DATA FOR PROCESSING: Begin
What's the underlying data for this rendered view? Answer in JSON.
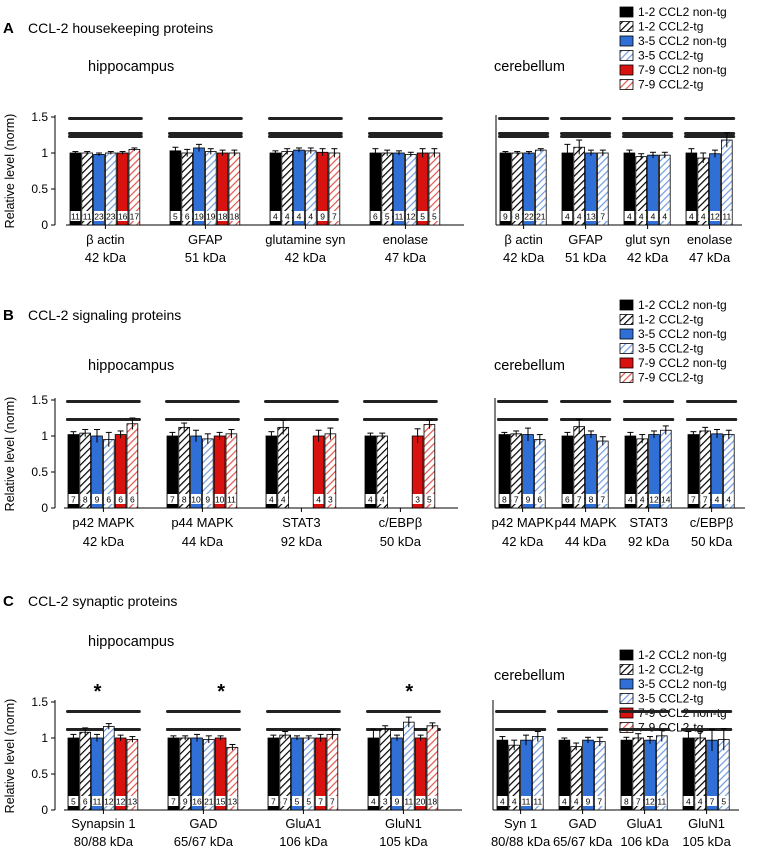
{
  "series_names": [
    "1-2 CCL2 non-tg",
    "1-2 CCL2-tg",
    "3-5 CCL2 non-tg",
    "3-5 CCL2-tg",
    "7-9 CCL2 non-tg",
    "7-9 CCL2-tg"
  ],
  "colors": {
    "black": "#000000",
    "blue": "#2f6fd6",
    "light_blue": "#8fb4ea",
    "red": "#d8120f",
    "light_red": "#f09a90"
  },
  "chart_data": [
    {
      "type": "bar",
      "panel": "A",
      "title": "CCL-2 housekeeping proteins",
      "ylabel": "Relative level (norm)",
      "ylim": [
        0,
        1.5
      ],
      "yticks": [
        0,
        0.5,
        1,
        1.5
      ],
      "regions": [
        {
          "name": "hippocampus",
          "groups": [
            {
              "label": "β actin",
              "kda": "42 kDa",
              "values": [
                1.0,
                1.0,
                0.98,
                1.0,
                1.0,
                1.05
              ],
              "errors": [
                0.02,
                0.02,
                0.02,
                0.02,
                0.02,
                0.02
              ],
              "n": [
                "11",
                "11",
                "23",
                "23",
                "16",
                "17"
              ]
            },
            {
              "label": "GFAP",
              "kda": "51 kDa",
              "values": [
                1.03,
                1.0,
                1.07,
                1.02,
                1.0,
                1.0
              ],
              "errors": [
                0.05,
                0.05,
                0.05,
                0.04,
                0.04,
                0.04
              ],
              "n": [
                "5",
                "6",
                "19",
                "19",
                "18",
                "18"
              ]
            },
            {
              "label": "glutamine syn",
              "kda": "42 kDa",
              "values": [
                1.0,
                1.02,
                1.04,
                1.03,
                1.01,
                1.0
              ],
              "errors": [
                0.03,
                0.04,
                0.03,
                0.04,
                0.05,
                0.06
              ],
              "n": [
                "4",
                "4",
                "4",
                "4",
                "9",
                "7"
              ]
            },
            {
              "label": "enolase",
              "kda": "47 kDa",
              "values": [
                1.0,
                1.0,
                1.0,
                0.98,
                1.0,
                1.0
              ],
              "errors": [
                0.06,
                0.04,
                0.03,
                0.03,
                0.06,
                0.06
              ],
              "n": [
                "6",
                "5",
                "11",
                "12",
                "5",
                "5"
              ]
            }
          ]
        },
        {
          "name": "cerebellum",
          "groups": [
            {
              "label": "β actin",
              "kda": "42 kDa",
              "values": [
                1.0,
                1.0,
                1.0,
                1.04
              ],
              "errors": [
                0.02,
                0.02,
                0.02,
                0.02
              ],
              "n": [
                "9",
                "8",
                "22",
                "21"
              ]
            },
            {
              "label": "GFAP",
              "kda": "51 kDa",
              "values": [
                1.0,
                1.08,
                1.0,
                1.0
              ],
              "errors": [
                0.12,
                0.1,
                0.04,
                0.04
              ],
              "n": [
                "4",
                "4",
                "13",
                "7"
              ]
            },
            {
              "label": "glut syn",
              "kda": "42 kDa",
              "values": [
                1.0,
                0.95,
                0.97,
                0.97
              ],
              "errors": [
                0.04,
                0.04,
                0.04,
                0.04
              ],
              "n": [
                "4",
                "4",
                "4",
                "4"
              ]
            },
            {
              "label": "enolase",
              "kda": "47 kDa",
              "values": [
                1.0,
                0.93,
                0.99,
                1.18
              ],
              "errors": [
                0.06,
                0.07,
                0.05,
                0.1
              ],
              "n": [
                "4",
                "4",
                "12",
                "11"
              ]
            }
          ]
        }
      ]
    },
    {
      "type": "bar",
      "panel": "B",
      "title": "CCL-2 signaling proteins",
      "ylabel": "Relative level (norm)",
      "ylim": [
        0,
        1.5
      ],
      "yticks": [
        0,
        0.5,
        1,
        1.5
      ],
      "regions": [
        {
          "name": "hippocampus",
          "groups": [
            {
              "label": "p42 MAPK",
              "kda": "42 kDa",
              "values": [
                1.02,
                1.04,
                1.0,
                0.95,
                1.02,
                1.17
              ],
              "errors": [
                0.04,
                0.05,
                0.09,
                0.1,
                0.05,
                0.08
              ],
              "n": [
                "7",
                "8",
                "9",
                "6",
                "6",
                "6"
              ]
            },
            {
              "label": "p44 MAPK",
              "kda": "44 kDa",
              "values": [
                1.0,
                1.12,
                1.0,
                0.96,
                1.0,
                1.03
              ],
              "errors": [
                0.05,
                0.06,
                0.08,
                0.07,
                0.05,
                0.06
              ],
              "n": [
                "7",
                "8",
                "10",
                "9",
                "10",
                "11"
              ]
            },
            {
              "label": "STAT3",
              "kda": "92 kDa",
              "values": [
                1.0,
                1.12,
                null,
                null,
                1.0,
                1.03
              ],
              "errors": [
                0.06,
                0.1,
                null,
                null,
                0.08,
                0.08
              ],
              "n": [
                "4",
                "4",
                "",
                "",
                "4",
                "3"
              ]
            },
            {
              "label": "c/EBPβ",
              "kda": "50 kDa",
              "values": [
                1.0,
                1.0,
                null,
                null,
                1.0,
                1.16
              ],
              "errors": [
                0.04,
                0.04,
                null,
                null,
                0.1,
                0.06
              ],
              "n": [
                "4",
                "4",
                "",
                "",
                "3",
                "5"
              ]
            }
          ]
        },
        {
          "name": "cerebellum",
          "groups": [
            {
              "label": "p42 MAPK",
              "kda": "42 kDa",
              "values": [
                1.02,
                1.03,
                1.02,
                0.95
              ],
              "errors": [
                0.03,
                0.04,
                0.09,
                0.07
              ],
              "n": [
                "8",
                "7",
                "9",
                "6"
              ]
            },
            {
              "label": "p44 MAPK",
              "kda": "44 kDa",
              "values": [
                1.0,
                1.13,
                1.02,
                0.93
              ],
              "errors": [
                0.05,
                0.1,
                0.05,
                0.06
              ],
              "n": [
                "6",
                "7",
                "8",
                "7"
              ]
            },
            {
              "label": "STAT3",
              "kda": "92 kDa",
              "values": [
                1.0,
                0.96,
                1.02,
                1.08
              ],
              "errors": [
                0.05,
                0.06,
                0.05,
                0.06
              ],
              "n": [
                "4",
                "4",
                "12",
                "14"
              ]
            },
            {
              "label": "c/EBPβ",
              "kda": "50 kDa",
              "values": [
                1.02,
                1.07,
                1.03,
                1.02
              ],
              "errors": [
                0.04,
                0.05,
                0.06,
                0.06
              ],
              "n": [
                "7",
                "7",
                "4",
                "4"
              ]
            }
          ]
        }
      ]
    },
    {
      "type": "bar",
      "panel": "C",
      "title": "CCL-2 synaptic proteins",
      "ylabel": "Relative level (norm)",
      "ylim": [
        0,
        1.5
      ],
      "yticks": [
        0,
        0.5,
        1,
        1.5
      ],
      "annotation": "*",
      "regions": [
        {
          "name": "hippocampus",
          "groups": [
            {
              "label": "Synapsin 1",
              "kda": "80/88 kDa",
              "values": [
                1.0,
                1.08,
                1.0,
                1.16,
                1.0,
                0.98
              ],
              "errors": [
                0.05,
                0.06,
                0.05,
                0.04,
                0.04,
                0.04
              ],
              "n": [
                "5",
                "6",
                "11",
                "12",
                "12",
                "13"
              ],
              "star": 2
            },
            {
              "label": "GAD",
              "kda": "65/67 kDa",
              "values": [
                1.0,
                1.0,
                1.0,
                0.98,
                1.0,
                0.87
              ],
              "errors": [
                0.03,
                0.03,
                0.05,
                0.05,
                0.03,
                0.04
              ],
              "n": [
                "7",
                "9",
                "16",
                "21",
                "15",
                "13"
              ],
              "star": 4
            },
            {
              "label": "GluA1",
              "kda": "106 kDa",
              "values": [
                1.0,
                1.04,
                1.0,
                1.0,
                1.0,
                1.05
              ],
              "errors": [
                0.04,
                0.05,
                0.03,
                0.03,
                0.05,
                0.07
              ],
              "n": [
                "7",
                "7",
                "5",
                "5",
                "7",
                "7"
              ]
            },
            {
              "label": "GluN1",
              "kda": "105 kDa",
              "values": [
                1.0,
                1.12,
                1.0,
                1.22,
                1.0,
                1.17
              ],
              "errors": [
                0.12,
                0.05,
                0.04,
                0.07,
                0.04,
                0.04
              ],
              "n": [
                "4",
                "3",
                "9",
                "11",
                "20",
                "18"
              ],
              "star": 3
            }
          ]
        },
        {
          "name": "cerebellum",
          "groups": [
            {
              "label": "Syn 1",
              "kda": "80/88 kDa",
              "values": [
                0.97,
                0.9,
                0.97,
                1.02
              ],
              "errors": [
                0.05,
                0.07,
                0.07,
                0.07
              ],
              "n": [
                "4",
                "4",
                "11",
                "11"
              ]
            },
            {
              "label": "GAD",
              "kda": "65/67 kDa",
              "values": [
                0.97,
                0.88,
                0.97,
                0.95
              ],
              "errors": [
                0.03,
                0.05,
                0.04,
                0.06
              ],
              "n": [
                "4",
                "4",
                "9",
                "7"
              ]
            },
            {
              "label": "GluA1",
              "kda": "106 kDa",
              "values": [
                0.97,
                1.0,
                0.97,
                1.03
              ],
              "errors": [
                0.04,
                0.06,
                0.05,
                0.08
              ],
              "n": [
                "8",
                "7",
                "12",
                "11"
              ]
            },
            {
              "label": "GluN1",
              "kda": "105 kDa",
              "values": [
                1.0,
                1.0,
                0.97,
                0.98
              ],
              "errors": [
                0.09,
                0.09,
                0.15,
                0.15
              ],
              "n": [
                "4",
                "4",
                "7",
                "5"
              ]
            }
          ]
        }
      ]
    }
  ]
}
DATA FOR PROCESSING: End
DATA FOR PROCESSING: Begin
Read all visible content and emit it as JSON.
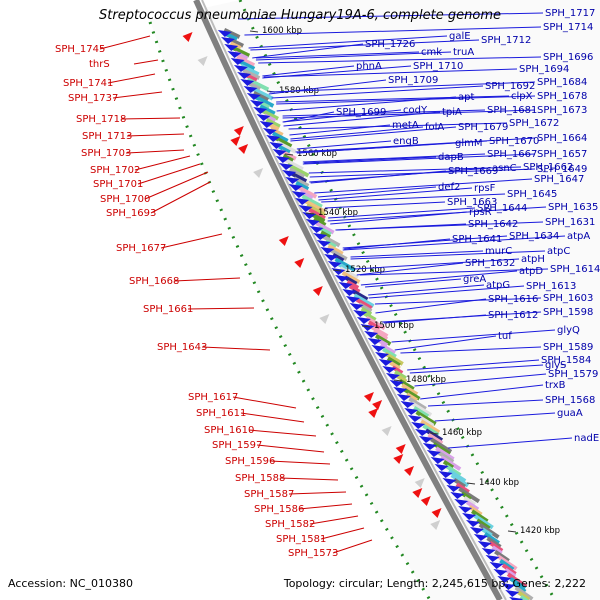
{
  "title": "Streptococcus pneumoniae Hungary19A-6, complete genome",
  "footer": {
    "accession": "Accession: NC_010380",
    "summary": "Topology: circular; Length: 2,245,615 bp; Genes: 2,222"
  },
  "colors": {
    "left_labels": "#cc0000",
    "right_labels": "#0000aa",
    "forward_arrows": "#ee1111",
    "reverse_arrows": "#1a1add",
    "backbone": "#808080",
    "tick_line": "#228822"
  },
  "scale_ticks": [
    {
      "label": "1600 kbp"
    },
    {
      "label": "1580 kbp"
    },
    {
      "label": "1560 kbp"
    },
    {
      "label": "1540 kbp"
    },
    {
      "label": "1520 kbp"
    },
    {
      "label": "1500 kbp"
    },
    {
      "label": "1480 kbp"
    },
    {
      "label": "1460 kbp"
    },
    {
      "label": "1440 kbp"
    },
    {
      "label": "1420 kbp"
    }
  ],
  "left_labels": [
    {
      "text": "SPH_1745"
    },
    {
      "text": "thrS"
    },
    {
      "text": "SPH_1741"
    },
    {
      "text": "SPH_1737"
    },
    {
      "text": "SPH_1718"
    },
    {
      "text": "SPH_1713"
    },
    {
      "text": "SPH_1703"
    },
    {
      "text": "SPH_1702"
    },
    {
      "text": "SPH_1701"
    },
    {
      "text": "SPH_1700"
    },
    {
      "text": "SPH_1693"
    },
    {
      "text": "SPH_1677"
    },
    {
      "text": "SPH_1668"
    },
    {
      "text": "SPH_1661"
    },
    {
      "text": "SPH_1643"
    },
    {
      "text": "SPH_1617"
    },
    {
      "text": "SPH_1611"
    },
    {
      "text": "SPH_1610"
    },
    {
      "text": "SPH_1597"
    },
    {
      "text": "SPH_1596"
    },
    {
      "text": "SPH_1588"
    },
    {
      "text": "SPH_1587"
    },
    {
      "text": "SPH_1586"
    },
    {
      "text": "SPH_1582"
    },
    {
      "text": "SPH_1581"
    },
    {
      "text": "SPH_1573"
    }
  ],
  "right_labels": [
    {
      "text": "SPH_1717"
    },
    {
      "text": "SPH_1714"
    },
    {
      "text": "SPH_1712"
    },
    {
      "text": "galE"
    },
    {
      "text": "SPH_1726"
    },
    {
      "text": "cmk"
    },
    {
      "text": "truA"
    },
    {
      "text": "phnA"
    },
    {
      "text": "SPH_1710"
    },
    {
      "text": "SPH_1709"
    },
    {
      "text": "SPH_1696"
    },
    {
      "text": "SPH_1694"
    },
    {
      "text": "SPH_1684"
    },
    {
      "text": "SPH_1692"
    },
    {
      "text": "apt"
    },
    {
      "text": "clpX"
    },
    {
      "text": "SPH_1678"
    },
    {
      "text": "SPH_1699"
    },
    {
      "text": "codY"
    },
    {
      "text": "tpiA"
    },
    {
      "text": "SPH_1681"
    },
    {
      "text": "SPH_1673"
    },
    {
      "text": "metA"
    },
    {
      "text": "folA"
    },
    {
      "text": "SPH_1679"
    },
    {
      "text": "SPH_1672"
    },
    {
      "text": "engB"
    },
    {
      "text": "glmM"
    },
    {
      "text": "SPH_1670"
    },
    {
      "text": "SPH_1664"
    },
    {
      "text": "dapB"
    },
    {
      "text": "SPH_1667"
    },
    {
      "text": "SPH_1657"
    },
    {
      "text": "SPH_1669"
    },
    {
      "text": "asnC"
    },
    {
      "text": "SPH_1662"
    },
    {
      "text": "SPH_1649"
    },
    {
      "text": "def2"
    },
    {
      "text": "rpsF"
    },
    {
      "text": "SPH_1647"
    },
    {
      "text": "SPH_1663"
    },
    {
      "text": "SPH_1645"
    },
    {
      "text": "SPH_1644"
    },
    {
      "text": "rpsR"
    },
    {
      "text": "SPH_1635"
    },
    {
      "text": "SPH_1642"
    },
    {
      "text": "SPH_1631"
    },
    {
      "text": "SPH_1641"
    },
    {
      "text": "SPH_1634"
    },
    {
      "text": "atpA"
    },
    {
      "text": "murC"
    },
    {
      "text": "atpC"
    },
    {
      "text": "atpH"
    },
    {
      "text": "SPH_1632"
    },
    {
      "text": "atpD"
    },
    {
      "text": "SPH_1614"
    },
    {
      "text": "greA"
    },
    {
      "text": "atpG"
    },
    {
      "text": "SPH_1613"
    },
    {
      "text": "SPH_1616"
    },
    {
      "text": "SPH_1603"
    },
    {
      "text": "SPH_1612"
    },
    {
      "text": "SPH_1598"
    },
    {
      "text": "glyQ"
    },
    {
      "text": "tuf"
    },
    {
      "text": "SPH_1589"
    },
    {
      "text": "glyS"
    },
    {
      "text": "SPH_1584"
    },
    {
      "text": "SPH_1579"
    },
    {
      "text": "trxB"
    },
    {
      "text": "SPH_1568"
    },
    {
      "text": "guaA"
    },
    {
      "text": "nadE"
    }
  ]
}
DATA FOR PROCESSING: End
**WHAT THE EXERCISE ASKS**: Run a filter over the data above and keep each line that contains the word "JSON".

**TASK RESPONSE**:
What's the underlying data for this rendered view? Answer in JSON.
Read all visible content and emit it as JSON.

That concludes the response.